[Stored data entries]
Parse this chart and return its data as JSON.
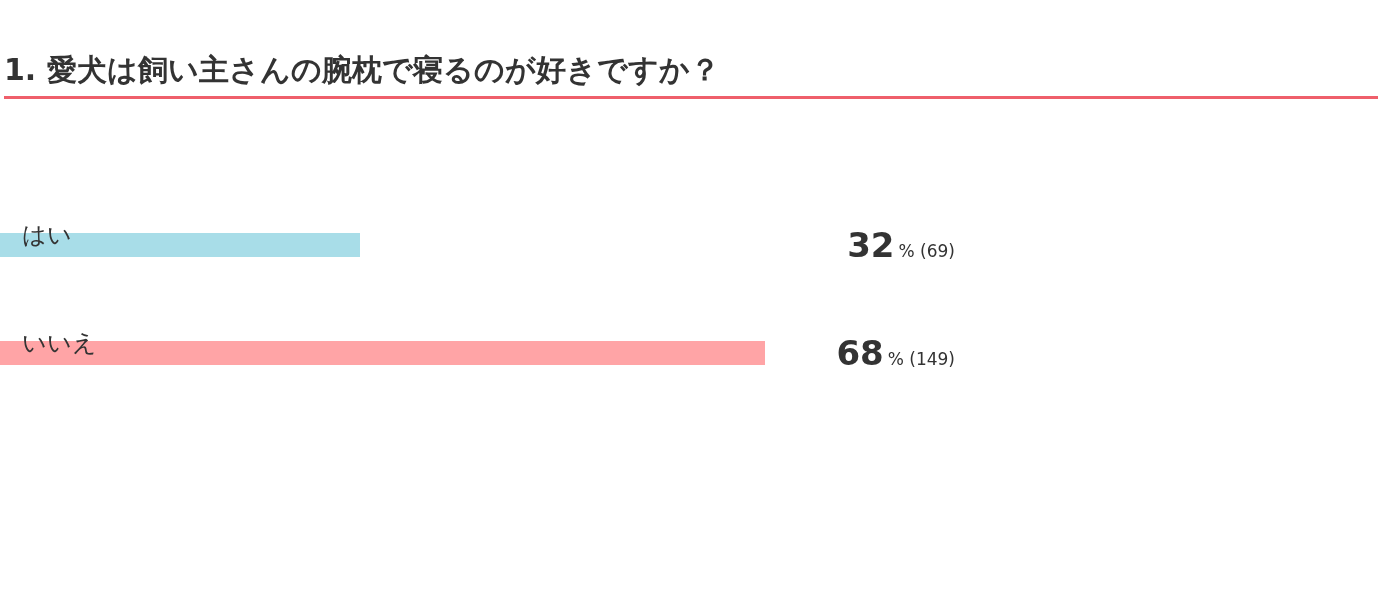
{
  "chart_data": {
    "type": "bar",
    "orientation": "horizontal",
    "title": "1. 愛犬は飼い主さんの腕枕で寝るのが好きですか？",
    "categories": [
      "はい",
      "いいえ"
    ],
    "values": [
      32,
      68
    ],
    "colors": [
      "#a8dde8",
      "#ffa4a6"
    ],
    "value_labels": [
      "32% (69)",
      "68% (149)"
    ],
    "legend": false
  }
}
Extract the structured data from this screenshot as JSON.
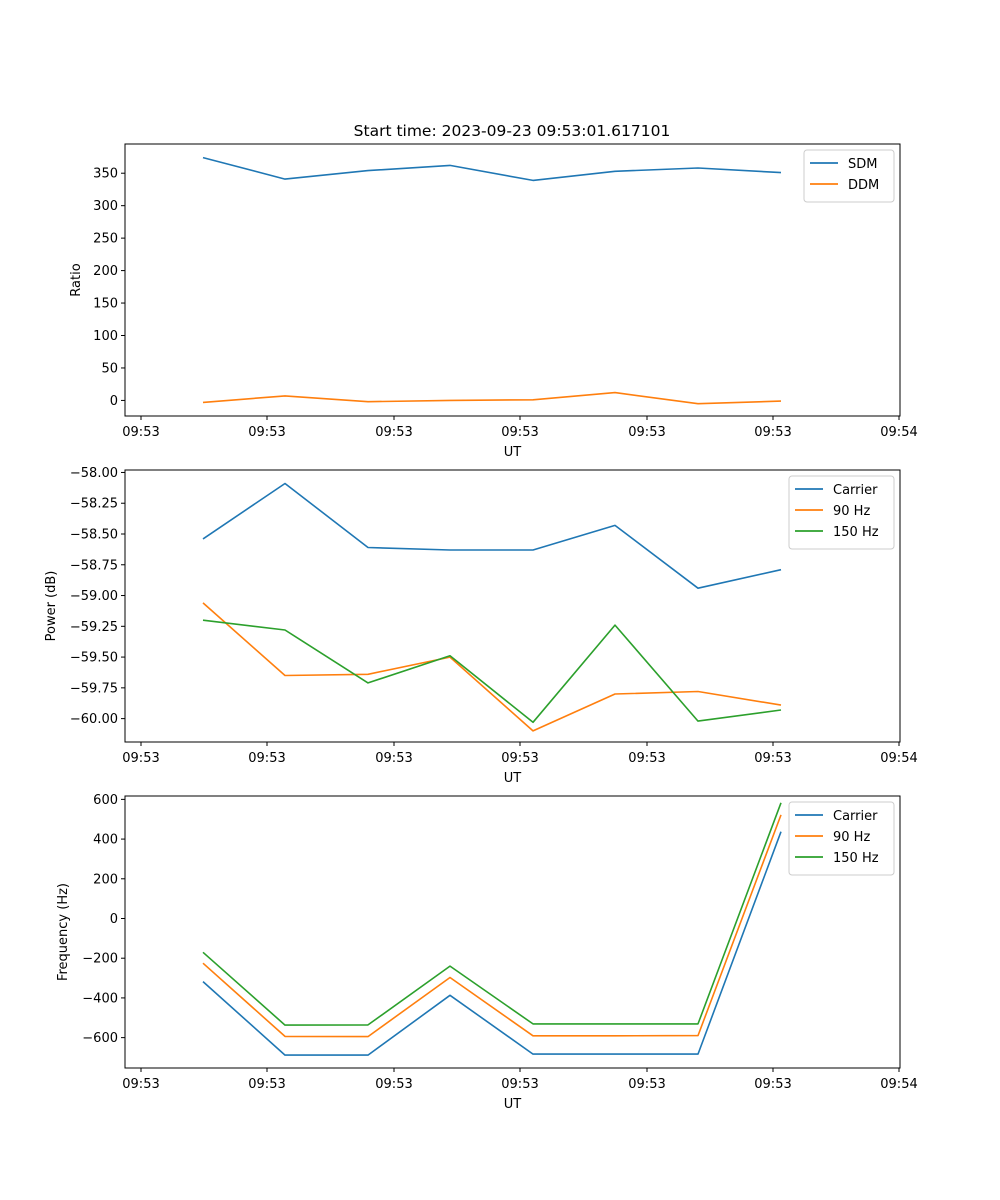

- To be done -
Print every record above exactly as written, leaving out the pictures.

- Correct response -
Parse this chart and return its data as JSON.
{
  "chart_data": {
    "type": "bar",
    "orientation": "horizontal",
    "title": "1. 愛犬は飼い主さんの腕枕で寝るのが好きですか？",
    "categories": [
      "はい",
      "いいえ"
    ],
    "values": [
      32,
      68
    ],
    "colors": [
      "#a8dde8",
      "#ffa4a6"
    ],
    "value_labels": [
      "32% (69)",
      "68% (149)"
    ],
    "legend": false
  }
}
Extract the structured data from this screenshot as JSON.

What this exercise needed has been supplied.